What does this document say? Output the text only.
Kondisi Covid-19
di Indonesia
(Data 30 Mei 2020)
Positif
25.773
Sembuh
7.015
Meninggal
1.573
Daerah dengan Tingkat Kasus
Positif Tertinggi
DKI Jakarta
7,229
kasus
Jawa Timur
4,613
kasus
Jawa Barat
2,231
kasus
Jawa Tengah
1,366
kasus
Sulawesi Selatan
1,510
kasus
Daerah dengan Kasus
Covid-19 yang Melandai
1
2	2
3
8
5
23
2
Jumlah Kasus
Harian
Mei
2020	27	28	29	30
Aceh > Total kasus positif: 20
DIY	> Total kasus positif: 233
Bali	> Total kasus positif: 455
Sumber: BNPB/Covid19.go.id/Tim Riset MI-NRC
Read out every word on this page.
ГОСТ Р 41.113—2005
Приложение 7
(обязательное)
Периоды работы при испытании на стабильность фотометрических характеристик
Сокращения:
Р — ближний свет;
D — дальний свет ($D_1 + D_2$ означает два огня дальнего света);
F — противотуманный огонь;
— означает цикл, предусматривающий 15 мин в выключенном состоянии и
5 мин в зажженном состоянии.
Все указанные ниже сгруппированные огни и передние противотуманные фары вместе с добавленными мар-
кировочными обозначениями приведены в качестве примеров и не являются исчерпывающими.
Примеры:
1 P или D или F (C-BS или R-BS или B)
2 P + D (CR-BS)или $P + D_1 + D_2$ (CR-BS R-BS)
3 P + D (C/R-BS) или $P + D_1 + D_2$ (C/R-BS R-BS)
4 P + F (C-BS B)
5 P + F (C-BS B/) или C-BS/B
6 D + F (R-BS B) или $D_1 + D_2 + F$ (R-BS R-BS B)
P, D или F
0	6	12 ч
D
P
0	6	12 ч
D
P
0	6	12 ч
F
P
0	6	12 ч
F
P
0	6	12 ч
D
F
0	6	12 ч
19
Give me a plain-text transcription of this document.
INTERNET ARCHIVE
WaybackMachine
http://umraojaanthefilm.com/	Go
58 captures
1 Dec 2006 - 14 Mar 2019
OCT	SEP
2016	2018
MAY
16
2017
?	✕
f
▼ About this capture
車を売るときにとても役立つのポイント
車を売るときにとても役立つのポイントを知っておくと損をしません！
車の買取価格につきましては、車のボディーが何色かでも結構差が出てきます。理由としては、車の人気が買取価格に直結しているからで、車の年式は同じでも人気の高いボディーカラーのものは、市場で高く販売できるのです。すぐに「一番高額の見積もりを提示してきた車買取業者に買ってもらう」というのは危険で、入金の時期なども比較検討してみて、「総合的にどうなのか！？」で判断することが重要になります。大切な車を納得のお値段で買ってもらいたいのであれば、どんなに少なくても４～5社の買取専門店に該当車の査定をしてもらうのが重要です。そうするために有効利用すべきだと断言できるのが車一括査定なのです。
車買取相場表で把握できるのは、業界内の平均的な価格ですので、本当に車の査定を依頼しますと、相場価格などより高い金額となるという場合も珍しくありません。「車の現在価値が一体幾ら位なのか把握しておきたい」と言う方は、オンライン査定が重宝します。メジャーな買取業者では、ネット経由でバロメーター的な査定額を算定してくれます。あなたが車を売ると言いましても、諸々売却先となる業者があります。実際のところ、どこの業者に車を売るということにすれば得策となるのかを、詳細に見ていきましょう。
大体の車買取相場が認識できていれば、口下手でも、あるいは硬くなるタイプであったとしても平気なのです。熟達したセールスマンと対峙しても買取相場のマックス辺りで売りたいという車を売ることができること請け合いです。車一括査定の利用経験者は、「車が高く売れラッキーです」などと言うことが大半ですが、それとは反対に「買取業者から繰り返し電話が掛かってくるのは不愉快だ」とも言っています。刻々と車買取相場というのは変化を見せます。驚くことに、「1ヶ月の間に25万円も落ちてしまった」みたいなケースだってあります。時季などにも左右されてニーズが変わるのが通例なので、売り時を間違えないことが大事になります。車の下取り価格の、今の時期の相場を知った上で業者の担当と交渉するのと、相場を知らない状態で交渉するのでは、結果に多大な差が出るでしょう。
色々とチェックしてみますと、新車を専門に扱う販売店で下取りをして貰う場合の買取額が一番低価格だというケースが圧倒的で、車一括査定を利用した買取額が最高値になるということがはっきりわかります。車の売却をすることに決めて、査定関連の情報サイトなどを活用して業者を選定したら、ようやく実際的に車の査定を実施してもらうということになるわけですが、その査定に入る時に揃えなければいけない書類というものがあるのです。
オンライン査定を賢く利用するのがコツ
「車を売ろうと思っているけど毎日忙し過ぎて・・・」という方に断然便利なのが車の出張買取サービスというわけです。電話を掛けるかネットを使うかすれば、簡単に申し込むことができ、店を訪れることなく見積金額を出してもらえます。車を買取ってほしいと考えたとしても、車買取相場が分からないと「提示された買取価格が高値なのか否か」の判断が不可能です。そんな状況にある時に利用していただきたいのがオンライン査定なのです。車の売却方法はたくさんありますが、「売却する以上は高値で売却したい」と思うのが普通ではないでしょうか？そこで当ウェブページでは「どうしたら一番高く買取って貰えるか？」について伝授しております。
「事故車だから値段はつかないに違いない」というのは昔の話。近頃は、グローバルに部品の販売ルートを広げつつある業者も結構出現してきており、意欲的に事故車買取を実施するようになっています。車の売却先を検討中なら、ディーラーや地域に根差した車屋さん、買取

┄┄┄┄┄┄┄┄┄┄┄┄┄┄┄┄┄┄┄┄

## OBJECTIVE
From the listing above, reproduce all the lines exactly.

## ANSWER TO THE PROBLEM
What does this document say? Output the text only.
Kondisi Covid-19
di Indonesia
(Data 30 Mei 2020)
Positif
25.773
Sembuh
7.015
Meninggal
1.573
Daerah dengan Tingkat Kasus
Positif Tertinggi
DKI Jakarta
7,229
kasus
Jawa Timur
4,613
kasus
Jawa Barat
2,231
kasus
Jawa Tengah
1,366
kasus
Sulawesi Selatan
1,510
kasus
Daerah dengan Kasus
Covid-19 yang Melandai
1
2	2
3
8
5
23
2
Jumlah Kasus
Harian
Mei
2020	27	28	29	30
Aceh > Total kasus positif: 20
DIY	> Total kasus positif: 233
Bali	> Total kasus positif: 455
Sumber: BNPB/Covid19.go.id/Tim Riset MI-NRC
Read out every word on this page.
ГОСТ Р 41.113—2005
Приложение 7
(обязательное)
Периоды работы при испытании на стабильность фотометрических характеристик
Сокращения:
Р — ближний свет;
D — дальний свет ($D_1 + D_2$ означает два огня дальнего света);
F — противотуманный огонь;
— означает цикл, предусматривающий 15 мин в выключенном состоянии и
5 мин в зажженном состоянии.
Все указанные ниже сгруппированные огни и передние противотуманные фары вместе с добавленными мар-
кировочными обозначениями приведены в качестве примеров и не являются исчерпывающими.
Примеры:
1 P или D или F (C-BS или R-BS или B)
2 P + D (CR-BS)или $P + D_1 + D_2$ (CR-BS R-BS)
3 P + D (C/R-BS) или $P + D_1 + D_2$ (C/R-BS R-BS)
4 P + F (C-BS B)
5 P + F (C-BS B/) или C-BS/B
6 D + F (R-BS B) или $D_1 + D_2 + F$ (R-BS R-BS B)
P, D или F
0	6	12 ч
D
P
0	6	12 ч
D
P
0	6	12 ч
F
P
0	6	12 ч
F
P
0	6	12 ч
D
F
0	6	12 ч
19
Give me a plain-text transcription of this document.
INTERNET ARCHIVE
WaybackMachine
http://umraojaanthefilm.com/	Go
58 captures
1 Dec 2006 - 14 Mar 2019
OCT	SEP
2016	2018
MAY
16
2017
?	✕
f
▼ About this capture
車を売るときにとても役立つのポイント
車を売るときにとても役立つのポイントを知っておくと損をしません！
車の買取価格につきましては、車のボディーが何色かでも結構差が出てきます。理由としては、車の人気が買取価格に直結しているからで、車の年式は同じでも人気の高いボディーカラーのものは、市場で高く販売できるのです。すぐに「一番高額の見積もりを提示してきた車買取業者に買ってもらう」というのは危険で、入金の時期なども比較検討してみて、「総合的にどうなのか！？」で判断することが重要になります。大切な車を納得のお値段で買ってもらいたいのであれば、どんなに少なくても４～5社の買取専門店に該当車の査定をしてもらうのが重要です。そうするために有効利用すべきだと断言できるのが車一括査定なのです。
車買取相場表で把握できるのは、業界内の平均的な価格ですので、本当に車の査定を依頼しますと、相場価格などより高い金額となるという場合も珍しくありません。「車の現在価値が一体幾ら位なのか把握しておきたい」と言う方は、オンライン査定が重宝します。メジャーな買取業者では、ネット経由でバロメーター的な査定額を算定してくれます。あなたが車を売ると言いましても、諸々売却先となる業者があります。実際のところ、どこの業者に車を売るということにすれば得策となるのかを、詳細に見ていきましょう。
大体の車買取相場が認識できていれば、口下手でも、あるいは硬くなるタイプであったとしても平気なのです。熟達したセールスマンと対峙しても買取相場のマックス辺りで売りたいという車を売ることができること請け合いです。車一括査定の利用経験者は、「車が高く売れラッキーです」などと言うことが大半ですが、それとは反対に「買取業者から繰り返し電話が掛かってくるのは不愉快だ」とも言っています。刻々と車買取相場というのは変化を見せます。驚くことに、「1ヶ月の間に25万円も落ちてしまった」みたいなケースだってあります。時季などにも左右されてニーズが変わるのが通例なので、売り時を間違えないことが大事になります。車の下取り価格の、今の時期の相場を知った上で業者の担当と交渉するのと、相場を知らない状態で交渉するのでは、結果に多大な差が出るでしょう。
色々とチェックしてみますと、新車を専門に扱う販売店で下取りをして貰う場合の買取額が一番低価格だというケースが圧倒的で、車一括査定を利用した買取額が最高値になるということがはっきりわかります。車の売却をすることに決めて、査定関連の情報サイトなどを活用して業者を選定したら、ようやく実際的に車の査定を実施してもらうということになるわけですが、その査定に入る時に揃えなければいけない書類というものがあるのです。
オンライン査定を賢く利用するのがコツ
「車を売ろうと思っているけど毎日忙し過ぎて・・・」という方に断然便利なのが車の出張買取サービスというわけです。電話を掛けるかネットを使うかすれば、簡単に申し込むことができ、店を訪れることなく見積金額を出してもらえます。車を買取ってほしいと考えたとしても、車買取相場が分からないと「提示された買取価格が高値なのか否か」の判断が不可能です。そんな状況にある時に利用していただきたいのがオンライン査定なのです。車の売却方法はたくさんありますが、「売却する以上は高値で売却したい」と思うのが普通ではないでしょうか？そこで当ウェブページでは「どうしたら一番高く買取って貰えるか？」について伝授しております。
「事故車だから値段はつかないに違いない」というのは昔の話。近頃は、グローバルに部品の販売ルートを広げつつある業者も結構出現してきており、意欲的に事故車買取を実施するようになっています。車の売却先を検討中なら、ディーラーや地域に根差した車屋さん、買取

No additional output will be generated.